Supplied material:
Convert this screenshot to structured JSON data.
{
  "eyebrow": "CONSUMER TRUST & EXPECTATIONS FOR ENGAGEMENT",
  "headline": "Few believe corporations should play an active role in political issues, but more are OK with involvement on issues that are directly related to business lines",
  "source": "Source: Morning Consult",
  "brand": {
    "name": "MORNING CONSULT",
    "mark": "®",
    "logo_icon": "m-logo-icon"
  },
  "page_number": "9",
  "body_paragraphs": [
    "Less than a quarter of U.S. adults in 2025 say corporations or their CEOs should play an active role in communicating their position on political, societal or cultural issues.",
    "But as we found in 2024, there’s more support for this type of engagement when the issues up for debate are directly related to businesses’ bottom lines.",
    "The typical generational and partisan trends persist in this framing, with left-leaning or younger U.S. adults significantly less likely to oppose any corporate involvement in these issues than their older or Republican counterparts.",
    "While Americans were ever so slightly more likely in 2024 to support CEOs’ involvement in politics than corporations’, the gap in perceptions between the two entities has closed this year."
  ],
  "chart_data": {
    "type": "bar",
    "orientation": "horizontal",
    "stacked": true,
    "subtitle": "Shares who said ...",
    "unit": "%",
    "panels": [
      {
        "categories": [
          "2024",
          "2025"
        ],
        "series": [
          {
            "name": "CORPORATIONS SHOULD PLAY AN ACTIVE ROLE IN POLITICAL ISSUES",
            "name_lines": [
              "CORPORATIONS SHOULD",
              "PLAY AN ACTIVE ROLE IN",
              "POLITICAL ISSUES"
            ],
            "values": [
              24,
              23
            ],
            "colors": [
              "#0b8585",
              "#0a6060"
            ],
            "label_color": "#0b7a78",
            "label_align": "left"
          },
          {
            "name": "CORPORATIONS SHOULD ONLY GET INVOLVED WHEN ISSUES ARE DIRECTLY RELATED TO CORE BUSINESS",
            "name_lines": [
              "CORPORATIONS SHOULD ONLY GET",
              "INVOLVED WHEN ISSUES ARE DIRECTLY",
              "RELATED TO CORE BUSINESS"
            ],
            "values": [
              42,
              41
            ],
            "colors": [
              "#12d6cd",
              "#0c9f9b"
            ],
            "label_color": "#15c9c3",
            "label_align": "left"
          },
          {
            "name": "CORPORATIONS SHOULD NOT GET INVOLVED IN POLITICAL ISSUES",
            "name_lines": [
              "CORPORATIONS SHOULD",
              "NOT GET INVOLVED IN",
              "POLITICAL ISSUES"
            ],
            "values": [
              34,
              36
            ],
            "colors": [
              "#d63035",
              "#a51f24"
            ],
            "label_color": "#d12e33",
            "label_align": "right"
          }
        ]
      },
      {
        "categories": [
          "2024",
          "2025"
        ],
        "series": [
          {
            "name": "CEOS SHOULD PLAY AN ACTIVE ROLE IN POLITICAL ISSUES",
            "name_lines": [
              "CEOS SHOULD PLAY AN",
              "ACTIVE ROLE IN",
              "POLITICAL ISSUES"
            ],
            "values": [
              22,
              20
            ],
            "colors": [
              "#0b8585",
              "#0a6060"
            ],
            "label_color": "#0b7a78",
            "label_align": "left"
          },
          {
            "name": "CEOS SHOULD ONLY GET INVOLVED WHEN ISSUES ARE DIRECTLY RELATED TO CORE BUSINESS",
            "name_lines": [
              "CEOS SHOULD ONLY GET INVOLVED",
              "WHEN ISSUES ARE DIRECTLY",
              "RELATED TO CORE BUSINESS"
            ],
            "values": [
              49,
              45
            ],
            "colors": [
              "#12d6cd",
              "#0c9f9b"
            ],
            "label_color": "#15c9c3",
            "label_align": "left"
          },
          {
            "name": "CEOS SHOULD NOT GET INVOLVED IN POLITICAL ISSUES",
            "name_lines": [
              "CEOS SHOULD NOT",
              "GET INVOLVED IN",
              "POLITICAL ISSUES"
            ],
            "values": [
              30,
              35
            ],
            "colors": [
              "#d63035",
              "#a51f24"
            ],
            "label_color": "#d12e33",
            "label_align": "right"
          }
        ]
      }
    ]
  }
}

Required task: In the entries above, find every line with the word "CORE" and list it.

Written response:
            "name": "CORPORATIONS SHOULD ONLY GET INVOLVED WHEN ISSUES ARE DIRECTLY RELATED TO CORE BUSINESS",
              "RELATED TO CORE BUSINESS"
            "name": "CEOS SHOULD ONLY GET INVOLVED WHEN ISSUES ARE DIRECTLY RELATED TO CORE BUSINESS",
              "RELATED TO CORE BUSINESS"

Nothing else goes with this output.